Dataset rows:
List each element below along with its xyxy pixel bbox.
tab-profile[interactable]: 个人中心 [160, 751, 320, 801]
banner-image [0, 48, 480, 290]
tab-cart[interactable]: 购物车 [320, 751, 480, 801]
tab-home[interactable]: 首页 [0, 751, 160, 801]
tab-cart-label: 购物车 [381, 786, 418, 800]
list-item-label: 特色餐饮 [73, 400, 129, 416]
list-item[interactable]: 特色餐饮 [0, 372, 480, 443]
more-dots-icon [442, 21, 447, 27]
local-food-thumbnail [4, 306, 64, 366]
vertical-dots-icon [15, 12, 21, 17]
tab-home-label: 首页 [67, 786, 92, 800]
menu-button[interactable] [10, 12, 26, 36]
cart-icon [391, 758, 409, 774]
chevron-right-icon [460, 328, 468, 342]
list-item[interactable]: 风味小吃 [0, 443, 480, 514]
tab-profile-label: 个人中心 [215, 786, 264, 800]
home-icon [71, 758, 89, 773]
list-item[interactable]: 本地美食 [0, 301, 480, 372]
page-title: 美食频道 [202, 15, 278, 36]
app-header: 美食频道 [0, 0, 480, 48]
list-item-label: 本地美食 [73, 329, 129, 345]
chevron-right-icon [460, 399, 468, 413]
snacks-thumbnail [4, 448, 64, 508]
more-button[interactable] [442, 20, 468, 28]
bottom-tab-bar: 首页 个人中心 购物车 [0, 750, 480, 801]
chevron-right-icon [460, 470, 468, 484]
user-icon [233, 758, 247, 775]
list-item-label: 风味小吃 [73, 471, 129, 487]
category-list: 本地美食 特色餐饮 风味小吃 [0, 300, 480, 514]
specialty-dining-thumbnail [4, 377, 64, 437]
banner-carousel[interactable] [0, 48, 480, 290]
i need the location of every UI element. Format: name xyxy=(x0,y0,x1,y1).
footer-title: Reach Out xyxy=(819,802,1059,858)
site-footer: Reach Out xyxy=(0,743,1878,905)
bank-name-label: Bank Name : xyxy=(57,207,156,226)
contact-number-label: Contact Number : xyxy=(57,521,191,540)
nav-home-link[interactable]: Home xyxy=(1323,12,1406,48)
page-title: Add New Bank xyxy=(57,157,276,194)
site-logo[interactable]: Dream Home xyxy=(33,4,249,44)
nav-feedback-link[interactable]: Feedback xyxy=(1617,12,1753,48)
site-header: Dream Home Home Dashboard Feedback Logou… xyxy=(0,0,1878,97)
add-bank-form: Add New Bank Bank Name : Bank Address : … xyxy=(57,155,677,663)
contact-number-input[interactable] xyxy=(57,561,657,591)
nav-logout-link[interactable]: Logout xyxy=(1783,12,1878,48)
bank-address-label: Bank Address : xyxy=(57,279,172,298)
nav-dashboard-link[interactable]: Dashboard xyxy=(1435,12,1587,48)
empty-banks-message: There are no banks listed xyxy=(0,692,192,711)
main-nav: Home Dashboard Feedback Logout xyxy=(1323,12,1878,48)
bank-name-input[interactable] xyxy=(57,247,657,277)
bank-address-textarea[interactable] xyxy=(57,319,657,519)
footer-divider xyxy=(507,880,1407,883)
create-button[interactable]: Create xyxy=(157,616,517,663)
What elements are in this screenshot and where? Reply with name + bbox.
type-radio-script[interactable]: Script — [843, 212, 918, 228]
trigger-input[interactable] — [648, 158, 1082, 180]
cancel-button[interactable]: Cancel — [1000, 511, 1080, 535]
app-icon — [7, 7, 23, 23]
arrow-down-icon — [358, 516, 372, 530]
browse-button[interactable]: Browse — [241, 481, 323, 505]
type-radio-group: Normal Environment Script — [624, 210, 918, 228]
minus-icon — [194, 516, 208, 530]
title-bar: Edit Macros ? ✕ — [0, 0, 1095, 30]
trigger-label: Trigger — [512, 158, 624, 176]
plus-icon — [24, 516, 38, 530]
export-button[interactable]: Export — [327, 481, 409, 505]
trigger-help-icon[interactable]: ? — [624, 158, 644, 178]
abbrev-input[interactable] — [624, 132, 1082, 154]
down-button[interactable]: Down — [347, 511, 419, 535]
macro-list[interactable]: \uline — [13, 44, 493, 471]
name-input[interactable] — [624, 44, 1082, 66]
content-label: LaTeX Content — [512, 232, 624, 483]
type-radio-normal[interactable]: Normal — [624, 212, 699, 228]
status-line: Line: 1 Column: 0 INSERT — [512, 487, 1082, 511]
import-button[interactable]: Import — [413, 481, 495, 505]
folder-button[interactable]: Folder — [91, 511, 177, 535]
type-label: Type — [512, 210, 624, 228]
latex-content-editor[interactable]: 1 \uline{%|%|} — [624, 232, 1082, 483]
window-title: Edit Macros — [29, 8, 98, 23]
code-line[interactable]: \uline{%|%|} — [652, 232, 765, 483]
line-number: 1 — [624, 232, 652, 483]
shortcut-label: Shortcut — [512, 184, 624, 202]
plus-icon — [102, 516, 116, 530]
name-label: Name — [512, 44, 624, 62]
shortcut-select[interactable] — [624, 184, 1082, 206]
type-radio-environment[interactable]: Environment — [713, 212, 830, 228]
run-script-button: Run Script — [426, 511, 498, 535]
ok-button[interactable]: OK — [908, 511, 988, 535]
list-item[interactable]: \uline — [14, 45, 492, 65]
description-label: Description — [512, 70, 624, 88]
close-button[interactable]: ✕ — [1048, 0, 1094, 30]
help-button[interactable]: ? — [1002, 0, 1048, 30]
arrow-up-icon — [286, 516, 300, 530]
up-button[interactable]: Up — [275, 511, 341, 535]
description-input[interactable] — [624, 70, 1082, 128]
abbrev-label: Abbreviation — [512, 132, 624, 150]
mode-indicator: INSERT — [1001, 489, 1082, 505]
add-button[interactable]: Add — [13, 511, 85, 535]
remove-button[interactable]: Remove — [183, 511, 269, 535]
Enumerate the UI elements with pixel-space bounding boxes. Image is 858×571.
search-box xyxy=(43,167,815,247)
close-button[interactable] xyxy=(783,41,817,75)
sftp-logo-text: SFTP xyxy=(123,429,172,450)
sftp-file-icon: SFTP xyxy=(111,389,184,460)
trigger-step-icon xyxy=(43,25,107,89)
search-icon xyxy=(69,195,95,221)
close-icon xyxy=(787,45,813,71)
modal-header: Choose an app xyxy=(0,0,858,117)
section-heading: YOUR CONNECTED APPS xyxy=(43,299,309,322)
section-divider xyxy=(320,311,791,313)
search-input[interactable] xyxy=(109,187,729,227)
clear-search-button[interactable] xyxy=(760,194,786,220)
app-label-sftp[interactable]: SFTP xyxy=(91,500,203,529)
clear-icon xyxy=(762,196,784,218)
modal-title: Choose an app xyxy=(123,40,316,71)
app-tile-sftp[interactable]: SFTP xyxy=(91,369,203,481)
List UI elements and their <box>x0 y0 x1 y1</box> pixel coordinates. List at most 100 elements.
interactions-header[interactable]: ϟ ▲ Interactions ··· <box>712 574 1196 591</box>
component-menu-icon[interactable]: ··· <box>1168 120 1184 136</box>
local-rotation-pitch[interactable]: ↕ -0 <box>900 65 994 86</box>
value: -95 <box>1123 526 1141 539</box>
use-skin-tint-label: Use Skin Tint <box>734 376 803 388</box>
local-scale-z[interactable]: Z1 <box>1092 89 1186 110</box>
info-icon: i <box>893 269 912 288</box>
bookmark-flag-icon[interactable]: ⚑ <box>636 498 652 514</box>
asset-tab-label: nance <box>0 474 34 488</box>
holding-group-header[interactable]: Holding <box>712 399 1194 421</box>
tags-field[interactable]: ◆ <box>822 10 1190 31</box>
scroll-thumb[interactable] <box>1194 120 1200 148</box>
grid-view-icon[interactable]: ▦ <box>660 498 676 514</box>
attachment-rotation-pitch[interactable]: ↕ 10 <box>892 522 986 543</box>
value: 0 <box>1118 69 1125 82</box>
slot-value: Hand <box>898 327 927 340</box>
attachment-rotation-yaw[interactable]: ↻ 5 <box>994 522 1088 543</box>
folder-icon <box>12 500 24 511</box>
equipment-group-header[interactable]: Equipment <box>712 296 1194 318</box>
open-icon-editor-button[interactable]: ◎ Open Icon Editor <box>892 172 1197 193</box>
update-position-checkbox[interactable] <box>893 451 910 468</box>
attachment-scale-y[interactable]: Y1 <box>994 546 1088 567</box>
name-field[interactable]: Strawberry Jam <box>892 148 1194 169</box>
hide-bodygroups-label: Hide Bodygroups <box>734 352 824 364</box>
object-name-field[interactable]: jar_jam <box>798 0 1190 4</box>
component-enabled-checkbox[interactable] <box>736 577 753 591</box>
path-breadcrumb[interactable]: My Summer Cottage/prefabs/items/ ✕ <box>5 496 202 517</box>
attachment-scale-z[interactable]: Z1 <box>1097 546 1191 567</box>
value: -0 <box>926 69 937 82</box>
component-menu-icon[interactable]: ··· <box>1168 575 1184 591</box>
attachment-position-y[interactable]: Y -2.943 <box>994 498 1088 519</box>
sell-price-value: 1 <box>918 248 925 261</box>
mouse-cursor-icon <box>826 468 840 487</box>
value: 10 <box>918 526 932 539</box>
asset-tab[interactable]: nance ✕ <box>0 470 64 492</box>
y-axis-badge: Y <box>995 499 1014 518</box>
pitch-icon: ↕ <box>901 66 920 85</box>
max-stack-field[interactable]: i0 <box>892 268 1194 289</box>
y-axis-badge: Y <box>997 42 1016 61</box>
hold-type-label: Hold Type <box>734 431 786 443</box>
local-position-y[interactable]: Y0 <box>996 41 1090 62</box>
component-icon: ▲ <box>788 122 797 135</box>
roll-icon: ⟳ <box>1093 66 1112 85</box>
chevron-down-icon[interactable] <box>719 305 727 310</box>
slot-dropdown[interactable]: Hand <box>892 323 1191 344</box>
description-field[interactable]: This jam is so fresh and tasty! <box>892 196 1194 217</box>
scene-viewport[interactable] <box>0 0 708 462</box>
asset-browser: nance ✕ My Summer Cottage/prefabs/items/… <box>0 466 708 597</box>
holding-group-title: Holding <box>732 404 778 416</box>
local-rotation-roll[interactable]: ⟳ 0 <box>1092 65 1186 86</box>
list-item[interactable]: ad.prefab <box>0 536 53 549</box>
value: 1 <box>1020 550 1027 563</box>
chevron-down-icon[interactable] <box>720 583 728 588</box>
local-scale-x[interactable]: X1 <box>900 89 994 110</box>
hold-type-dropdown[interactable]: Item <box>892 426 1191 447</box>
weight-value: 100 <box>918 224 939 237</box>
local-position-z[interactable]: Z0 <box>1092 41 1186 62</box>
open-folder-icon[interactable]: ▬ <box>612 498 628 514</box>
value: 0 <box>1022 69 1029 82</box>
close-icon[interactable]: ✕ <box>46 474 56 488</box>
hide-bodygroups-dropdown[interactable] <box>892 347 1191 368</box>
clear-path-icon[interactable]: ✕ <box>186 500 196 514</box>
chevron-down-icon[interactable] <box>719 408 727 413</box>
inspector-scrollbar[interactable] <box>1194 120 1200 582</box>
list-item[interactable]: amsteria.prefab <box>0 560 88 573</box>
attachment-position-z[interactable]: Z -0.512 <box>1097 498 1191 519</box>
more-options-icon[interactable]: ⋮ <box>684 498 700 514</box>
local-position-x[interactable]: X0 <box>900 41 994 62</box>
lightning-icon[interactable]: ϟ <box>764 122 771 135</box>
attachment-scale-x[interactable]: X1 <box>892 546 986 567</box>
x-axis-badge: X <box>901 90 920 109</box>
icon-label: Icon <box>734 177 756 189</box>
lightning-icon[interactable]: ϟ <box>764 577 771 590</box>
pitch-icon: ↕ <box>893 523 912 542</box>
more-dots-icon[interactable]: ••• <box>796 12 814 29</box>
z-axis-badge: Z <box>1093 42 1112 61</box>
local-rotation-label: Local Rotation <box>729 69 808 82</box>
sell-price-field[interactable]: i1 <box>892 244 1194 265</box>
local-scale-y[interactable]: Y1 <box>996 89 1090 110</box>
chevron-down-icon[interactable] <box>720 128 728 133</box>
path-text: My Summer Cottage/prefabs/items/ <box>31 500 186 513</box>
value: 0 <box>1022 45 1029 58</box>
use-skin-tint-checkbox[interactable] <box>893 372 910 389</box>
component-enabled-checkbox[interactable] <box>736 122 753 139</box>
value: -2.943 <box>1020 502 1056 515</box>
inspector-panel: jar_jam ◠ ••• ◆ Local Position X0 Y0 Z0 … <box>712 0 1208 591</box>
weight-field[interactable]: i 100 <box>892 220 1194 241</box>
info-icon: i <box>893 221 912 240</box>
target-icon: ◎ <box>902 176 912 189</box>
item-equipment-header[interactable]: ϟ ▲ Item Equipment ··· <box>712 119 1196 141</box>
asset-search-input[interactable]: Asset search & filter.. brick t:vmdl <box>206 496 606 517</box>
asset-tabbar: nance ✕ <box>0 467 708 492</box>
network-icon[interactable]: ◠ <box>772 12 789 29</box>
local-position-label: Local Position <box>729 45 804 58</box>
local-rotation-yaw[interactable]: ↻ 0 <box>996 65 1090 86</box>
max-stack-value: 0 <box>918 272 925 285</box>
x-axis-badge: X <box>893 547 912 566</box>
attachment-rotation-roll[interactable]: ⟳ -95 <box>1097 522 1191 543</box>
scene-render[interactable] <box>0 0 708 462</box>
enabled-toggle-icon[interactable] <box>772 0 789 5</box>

What the task asks: Copy the items word for word, starting at the first line and ending at the line that contains "bank-name-label: Bank Name", with both of those lines included.

Exercise output:
List each element below along with its xyxy pixel bbox.
tab-profile[interactable]: 个人中心 [160, 751, 320, 801]
banner-image [0, 48, 480, 290]
tab-cart[interactable]: 购物车 [320, 751, 480, 801]
tab-home[interactable]: 首页 [0, 751, 160, 801]
tab-cart-label: 购物车 [381, 786, 418, 800]
list-item-label: 特色餐饮 [73, 400, 129, 416]
list-item[interactable]: 特色餐饮 [0, 372, 480, 443]
more-dots-icon [442, 21, 447, 27]
local-food-thumbnail [4, 306, 64, 366]
vertical-dots-icon [15, 12, 21, 17]
tab-home-label: 首页 [67, 786, 92, 800]
menu-button[interactable] [10, 12, 26, 36]
cart-icon [391, 758, 409, 774]
chevron-right-icon [460, 328, 468, 342]
list-item[interactable]: 风味小吃 [0, 443, 480, 514]
tab-profile-label: 个人中心 [215, 786, 264, 800]
home-icon [71, 758, 89, 773]
list-item[interactable]: 本地美食 [0, 301, 480, 372]
page-title: 美食频道 [202, 15, 278, 36]
app-header: 美食频道 [0, 0, 480, 48]
list-item-label: 本地美食 [73, 329, 129, 345]
chevron-right-icon [460, 399, 468, 413]
snacks-thumbnail [4, 448, 64, 508]
more-button[interactable] [442, 20, 468, 28]
bottom-tab-bar: 首页 个人中心 购物车 [0, 750, 480, 801]
chevron-right-icon [460, 470, 468, 484]
user-icon [233, 758, 247, 775]
list-item-label: 风味小吃 [73, 471, 129, 487]
category-list: 本地美食 特色餐饮 风味小吃 [0, 300, 480, 514]
specialty-dining-thumbnail [4, 377, 64, 437]
banner-carousel[interactable] [0, 48, 480, 290]
i need the location of every UI element. Format: name xyxy=(x0,y0,x1,y1).
footer-title: Reach Out xyxy=(819,802,1059,858)
site-footer: Reach Out xyxy=(0,743,1878,905)
bank-name-label: Bank Name : xyxy=(57,207,156,226)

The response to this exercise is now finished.